# [WHAT THE EXERCISE ASKS]
Beneath this sentence is a set of records; write each of them out exactly.

# [PROVIDED DATA]
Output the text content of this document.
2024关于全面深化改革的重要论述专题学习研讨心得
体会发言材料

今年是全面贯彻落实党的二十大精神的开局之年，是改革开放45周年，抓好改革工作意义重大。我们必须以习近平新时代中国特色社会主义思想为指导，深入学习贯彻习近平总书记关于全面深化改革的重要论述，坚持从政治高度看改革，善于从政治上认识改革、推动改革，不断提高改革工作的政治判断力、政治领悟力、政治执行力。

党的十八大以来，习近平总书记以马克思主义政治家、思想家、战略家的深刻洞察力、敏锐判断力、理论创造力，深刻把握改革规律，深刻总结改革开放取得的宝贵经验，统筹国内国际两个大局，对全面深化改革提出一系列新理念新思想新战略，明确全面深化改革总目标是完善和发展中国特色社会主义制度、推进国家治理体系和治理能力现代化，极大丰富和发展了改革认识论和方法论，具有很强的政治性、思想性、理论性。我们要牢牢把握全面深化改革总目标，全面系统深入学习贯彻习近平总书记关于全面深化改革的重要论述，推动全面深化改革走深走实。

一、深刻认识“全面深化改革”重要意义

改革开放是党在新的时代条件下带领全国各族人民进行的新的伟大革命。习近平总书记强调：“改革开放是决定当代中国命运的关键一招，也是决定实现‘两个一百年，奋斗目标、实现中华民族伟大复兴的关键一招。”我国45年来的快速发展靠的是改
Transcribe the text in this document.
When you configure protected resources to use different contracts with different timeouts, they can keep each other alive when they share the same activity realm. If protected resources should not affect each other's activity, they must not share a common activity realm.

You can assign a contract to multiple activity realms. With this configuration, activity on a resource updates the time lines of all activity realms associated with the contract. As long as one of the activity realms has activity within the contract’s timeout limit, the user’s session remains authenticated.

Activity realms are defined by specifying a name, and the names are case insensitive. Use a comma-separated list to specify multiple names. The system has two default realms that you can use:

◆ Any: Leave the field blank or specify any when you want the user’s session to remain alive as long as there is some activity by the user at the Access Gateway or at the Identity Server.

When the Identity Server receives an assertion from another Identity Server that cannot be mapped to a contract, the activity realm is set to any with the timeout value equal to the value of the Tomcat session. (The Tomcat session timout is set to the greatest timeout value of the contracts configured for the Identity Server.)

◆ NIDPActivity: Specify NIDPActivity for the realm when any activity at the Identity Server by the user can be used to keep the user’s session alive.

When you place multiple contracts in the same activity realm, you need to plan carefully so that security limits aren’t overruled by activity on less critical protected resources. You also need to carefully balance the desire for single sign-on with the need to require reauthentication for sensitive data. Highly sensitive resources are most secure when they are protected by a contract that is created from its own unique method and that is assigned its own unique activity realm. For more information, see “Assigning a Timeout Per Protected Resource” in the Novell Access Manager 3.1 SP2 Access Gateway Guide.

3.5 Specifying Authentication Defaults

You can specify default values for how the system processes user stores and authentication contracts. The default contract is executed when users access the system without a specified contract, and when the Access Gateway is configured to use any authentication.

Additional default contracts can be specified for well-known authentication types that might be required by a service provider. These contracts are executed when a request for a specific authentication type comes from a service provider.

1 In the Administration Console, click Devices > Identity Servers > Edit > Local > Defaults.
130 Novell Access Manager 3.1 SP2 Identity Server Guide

# [TASK OUTPUT]
Output the text content of this document.
2024关于全面深化改革的重要论述专题学习研讨心得
体会发言材料

今年是全面贯彻落实党的二十大精神的开局之年，是改革开放45周年，抓好改革工作意义重大。我们必须以习近平新时代中国特色社会主义思想为指导，深入学习贯彻习近平总书记关于全面深化改革的重要论述，坚持从政治高度看改革，善于从政治上认识改革、推动改革，不断提高改革工作的政治判断力、政治领悟力、政治执行力。

党的十八大以来，习近平总书记以马克思主义政治家、思想家、战略家的深刻洞察力、敏锐判断力、理论创造力，深刻把握改革规律，深刻总结改革开放取得的宝贵经验，统筹国内国际两个大局，对全面深化改革提出一系列新理念新思想新战略，明确全面深化改革总目标是完善和发展中国特色社会主义制度、推进国家治理体系和治理能力现代化，极大丰富和发展了改革认识论和方法论，具有很强的政治性、思想性、理论性。我们要牢牢把握全面深化改革总目标，全面系统深入学习贯彻习近平总书记关于全面深化改革的重要论述，推动全面深化改革走深走实。

一、深刻认识“全面深化改革”重要意义

改革开放是党在新的时代条件下带领全国各族人民进行的新的伟大革命。习近平总书记强调：“改革开放是决定当代中国命运的关键一招，也是决定实现‘两个一百年，奋斗目标、实现中华民族伟大复兴的关键一招。”我国45年来的快速发展靠的是改
Transcribe the text in this document.
When you configure protected resources to use different contracts with different timeouts, they can keep each other alive when they share the same activity realm. If protected resources should not affect each other's activity, they must not share a common activity realm.

You can assign a contract to multiple activity realms. With this configuration, activity on a resource updates the time lines of all activity realms associated with the contract. As long as one of the activity realms has activity within the contract’s timeout limit, the user’s session remains authenticated.

Activity realms are defined by specifying a name, and the names are case insensitive. Use a comma-separated list to specify multiple names. The system has two default realms that you can use:

◆ Any: Leave the field blank or specify any when you want the user’s session to remain alive as long as there is some activity by the user at the Access Gateway or at the Identity Server.

When the Identity Server receives an assertion from another Identity Server that cannot be mapped to a contract, the activity realm is set to any with the timeout value equal to the value of the Tomcat session. (The Tomcat session timout is set to the greatest timeout value of the contracts configured for the Identity Server.)

◆ NIDPActivity: Specify NIDPActivity for the realm when any activity at the Identity Server by the user can be used to keep the user’s session alive.

When you place multiple contracts in the same activity realm, you need to plan carefully so that security limits aren’t overruled by activity on less critical protected resources. You also need to carefully balance the desire for single sign-on with the need to require reauthentication for sensitive data. Highly sensitive resources are most secure when they are protected by a contract that is created from its own unique method and that is assigned its own unique activity realm. For more information, see “Assigning a Timeout Per Protected Resource” in the Novell Access Manager 3.1 SP2 Access Gateway Guide.

3.5 Specifying Authentication Defaults

You can specify default values for how the system processes user stores and authentication contracts. The default contract is executed when users access the system without a specified contract, and when the Access Gateway is configured to use any authentication.

Additional default contracts can be specified for well-known authentication types that might be required by a service provider. These contracts are executed when a request for a specific authentication type comes from a service provider.

1 In the Administration Console, click Devices > Identity Servers > Edit > Local > Defaults.
130 Novell Access Manager 3.1 SP2 Identity Server Guide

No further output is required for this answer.